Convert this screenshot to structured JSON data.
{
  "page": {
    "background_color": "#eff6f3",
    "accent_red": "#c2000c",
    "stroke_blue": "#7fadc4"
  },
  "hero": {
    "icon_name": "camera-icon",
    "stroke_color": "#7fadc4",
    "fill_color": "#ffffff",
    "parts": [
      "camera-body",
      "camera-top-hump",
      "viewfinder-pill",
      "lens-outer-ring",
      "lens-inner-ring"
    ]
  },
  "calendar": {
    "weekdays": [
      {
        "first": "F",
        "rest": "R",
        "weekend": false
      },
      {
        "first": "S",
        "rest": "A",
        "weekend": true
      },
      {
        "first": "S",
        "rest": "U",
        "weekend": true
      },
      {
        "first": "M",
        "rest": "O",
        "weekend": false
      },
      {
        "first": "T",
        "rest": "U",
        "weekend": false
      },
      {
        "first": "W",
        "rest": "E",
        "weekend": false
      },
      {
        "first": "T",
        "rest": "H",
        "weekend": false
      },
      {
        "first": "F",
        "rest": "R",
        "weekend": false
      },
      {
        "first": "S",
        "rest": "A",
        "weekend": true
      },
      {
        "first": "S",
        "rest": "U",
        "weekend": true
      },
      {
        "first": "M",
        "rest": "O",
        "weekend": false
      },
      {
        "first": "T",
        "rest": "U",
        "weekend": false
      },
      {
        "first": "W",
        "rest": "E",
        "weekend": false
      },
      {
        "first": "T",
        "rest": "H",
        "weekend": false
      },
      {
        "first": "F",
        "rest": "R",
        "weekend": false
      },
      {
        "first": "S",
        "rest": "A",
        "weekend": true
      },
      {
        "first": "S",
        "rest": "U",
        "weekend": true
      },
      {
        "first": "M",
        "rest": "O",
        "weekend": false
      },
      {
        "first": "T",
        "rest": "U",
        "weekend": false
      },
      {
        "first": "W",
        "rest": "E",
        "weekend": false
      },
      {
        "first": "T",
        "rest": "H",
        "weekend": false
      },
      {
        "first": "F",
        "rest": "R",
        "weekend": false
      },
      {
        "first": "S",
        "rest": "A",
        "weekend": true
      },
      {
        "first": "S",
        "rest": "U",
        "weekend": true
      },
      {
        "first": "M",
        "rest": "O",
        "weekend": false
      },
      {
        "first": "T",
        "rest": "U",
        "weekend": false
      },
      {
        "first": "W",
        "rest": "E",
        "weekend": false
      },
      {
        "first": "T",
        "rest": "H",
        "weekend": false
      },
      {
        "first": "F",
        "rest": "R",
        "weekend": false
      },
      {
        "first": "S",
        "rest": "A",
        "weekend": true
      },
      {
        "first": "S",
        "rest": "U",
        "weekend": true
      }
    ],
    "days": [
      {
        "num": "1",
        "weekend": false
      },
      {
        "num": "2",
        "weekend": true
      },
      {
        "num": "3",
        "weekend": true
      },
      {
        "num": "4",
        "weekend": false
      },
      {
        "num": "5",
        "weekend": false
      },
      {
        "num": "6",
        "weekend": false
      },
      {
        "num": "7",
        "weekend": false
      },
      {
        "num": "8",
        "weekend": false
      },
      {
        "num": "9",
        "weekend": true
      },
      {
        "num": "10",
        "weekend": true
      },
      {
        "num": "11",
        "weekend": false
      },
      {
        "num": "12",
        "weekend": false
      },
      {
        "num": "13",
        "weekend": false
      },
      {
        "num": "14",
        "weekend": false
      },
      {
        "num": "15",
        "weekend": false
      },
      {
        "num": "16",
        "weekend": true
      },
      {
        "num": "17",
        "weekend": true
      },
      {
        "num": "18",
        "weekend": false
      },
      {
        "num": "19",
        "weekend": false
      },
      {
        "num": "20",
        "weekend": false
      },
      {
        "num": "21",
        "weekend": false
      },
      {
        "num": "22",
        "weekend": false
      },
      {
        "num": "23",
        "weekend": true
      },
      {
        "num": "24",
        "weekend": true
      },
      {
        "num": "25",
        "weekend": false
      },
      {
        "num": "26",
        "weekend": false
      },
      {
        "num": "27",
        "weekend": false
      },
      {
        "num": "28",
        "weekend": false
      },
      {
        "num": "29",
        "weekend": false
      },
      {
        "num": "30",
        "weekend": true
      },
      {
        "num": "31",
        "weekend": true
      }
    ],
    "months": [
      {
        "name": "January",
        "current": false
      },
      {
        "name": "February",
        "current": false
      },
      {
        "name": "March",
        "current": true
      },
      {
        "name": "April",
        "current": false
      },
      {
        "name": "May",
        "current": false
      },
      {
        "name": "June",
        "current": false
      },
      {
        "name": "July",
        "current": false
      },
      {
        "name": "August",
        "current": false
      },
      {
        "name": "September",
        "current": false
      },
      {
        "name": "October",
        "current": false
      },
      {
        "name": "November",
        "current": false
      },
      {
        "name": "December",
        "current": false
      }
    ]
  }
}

:: AIM OF THE EXERCISE ::
Across the records above, count the lines holding "camera" and reply with that number alone.

:: REPLY TO THE TASK ::
3